## Begin Recorded data

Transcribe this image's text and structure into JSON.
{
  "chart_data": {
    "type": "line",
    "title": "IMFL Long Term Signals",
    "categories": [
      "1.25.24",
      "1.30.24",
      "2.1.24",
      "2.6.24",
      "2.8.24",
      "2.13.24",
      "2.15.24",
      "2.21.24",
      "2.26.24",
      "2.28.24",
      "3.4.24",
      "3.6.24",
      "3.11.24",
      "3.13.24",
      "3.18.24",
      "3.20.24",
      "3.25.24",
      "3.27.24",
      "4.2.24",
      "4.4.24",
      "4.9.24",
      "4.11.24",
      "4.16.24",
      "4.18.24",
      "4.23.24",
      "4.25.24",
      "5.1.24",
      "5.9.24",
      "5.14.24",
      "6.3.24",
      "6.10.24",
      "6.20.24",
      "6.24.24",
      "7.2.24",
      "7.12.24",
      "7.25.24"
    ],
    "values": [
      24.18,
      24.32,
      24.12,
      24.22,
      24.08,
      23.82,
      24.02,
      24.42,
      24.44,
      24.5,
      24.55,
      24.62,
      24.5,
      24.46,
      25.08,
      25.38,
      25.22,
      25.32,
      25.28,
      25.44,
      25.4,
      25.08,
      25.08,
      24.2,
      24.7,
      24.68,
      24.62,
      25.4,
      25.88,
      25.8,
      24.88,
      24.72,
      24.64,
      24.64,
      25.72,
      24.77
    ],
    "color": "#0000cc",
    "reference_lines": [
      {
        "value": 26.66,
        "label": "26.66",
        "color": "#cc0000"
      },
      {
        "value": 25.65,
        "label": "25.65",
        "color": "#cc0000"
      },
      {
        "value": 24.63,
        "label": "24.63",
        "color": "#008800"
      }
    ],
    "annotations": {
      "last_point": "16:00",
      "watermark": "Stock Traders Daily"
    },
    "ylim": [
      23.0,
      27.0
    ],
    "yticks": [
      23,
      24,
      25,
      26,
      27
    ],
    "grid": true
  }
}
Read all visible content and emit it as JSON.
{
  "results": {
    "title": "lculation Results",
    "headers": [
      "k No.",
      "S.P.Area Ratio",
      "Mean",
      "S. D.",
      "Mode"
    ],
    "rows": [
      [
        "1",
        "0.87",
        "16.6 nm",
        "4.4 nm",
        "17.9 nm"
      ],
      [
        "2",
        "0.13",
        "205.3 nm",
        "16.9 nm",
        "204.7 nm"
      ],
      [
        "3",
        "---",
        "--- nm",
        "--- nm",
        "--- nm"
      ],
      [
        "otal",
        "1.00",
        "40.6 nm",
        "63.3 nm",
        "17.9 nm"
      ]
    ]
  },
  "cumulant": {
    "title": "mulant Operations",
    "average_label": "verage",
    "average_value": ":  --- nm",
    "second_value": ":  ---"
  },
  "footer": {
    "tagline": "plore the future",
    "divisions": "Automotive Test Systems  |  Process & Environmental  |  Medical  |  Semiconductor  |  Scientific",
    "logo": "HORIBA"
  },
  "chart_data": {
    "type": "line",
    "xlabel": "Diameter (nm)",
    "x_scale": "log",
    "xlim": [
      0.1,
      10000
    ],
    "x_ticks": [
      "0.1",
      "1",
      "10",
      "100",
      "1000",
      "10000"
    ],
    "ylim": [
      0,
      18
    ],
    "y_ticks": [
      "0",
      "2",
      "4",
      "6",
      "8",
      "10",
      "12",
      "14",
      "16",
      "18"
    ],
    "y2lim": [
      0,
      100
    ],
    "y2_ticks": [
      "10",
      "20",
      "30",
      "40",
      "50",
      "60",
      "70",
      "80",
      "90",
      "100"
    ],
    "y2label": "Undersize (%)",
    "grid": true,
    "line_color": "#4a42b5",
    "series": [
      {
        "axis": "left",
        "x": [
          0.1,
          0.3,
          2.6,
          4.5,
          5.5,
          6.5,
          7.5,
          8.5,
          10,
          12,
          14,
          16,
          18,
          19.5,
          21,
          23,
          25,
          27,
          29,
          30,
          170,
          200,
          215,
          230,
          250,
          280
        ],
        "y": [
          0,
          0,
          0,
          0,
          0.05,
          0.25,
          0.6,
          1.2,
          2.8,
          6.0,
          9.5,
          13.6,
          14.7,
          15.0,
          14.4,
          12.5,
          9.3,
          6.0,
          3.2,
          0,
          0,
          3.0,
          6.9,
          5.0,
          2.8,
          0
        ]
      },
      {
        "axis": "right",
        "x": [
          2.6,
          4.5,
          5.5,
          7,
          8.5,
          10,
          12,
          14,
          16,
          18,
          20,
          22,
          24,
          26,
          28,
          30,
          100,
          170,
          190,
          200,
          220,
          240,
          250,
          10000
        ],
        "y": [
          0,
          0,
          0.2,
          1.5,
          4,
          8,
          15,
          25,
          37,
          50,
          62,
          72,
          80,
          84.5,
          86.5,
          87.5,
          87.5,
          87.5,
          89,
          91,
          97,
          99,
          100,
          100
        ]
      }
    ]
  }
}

## End Recorded data

Locate the word "title" in the entries, and copy every line where it is found.

Solution to the problem
    "title": "IMFL Long Term Signals",
    "title": "lculation Results",
    "title": "mulant Operations",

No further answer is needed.